• SOURCE:
** START **
We Were Promised Moon Cities
It’s been 50 years since Apollo 11 put humans on the surface of the moon. Why didn’t we stay and build a more permanent lunar base? Lots of reasons.
When Neil Armstrong took his giant leap for mankind on the moon’s surface 50 years ago this week, many people were already dreaming about staying.
Thinkers proposing moon cities ranged from author Arthur C. Clarke, who in 1954 envisioned igloo-shaped buildings on the moon’s surface powered by a nuclear reactor, to the participants in 1968’s Stanford-Ames Summer Faculty Workshop in Engineering Systems Design, who proposed a “Moonlab” that would begin as a three-person observatory before gradually expanding to include 24 people and extensive lunar farms. The pop culture of the Apollo era was full of moon settlements that we could expect by the 1990s: The one in Stanley Kubrick’s 2001: A Space Odyssey boasted 1,100 residents and looked like the minimalist headquarters of a very well-funded interior design company.
But none of this came to pass. The last human set foot on the moon in 1972.
So what happened to the lunar colonies that seemed so imminent 50 years ago?
** END **
• SET TASKS:
• a. Rewrite the stretch from "Thinkers proposing moon" through "50 years ago?" in the moon-cities text, putting "moon" in place of "lunar".
• b. Extend the moon-cities text with the passage that comes next after its final sentence.

• DATA PROVIDED:
** START **
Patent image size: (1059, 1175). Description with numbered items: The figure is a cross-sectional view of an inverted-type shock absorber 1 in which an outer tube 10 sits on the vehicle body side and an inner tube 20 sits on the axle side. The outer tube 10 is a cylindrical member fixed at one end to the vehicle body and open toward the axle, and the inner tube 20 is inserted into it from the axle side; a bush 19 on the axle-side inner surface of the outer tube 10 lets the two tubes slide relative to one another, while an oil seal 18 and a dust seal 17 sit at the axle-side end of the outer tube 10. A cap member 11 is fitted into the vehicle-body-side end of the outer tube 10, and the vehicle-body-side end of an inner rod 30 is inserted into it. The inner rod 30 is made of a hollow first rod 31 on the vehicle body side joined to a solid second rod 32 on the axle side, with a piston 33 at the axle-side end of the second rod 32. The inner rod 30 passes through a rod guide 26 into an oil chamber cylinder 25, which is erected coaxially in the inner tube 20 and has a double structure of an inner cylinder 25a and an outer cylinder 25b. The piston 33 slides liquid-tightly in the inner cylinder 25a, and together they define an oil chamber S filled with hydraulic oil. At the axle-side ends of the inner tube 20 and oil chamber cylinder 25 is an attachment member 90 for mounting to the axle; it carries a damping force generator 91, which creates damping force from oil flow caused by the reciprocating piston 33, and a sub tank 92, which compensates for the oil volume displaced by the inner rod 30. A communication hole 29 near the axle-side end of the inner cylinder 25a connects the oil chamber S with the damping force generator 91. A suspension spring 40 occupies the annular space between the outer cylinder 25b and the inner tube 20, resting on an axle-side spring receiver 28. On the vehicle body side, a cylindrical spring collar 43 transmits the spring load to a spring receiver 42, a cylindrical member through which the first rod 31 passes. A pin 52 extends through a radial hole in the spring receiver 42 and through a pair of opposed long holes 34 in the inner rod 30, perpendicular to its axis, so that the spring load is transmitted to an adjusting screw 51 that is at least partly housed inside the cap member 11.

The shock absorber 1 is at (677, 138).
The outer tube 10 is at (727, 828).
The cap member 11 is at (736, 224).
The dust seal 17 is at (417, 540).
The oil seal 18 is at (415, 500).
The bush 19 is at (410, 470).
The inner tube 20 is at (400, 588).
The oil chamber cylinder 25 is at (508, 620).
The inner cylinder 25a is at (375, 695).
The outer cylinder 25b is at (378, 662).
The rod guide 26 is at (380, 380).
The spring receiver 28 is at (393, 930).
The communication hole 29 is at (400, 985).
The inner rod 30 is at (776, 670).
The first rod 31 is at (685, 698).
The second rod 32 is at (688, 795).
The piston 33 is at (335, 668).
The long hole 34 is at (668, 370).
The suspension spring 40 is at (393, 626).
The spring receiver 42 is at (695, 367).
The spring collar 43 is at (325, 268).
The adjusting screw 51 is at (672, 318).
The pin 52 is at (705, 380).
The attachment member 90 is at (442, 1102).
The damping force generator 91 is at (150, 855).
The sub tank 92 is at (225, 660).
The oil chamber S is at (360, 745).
** END **
• TASK-BY-TASK ANSWERS:
• a.
Thinkers proposing moon cities ranged from author Arthur C. Clarke, who in 1954 envisioned igloo-shaped buildings on the moon’s surface powered by a nuclear reactor, to the participants in 1968’s Stanford-Ames Summer Faculty Workshop in Engineering Systems Design, who proposed a “Moonlab” that would begin as a three-person observatory before gradually expanding to include 24 people and extensive moon farms. The pop culture of the Apollo era was full of moon settlements that we could expect by the 1990s: The one in Stanley Kubrick’s 2001: A Space Odyssey boasted 1,100 residents and looked like the minimalist headquarters of a very well-funded interior design company.
But none of this came to pass. The last human set foot on the moon in 1972.
So what happened to the moon colonies that seemed so imminent 50 years ago?

• b.
We’ve Had Other Priorities
Many experts say there was nothing stopping humanity from following the Apollo missions with a permanent settlement. We had the technology to do it. But given the huge expense involved in such an endeavor, humans opted to spend limited resources solving (and, well, creating) problems here on Earth.
“The bottom line why we’re not there is there hasn’t been political will for it,” said Joanne Gabrynowicz, a professor emerita of space law at the University of Mississippi.
James Head, a professor of geological science and planetology at Brown University who worked on the Apollo missions in the 1960s and 70s, recalled the social tumult at the time Americans were walking on the moon.
“I worked on Apollo by day, absolutely ... but I also was almost every weekend down protesting the Vietnam War and witnessing race riots in Washington, D.C.,” Head said.
With all those competing domestic needs for both guns and butter, spaceships just seemed less important, especially once the Cold War reasons of national pride were over. The Apollo program wound down before establishing any sort of permanent presence beyond its “flag-and-footprints” visits, and America’s human spaceflight priorities shifted to low-Earth orbit with Skylab, the shuttle program, and the International Space Station.
A range of experts agreed that technology was never the primary obstacle to establishing a permanent presence on the moon after humans had proven the capability to travel there and back. Instead, it was a cost-benefit analysis that settling the moon didn’t have enough payoff for the cost.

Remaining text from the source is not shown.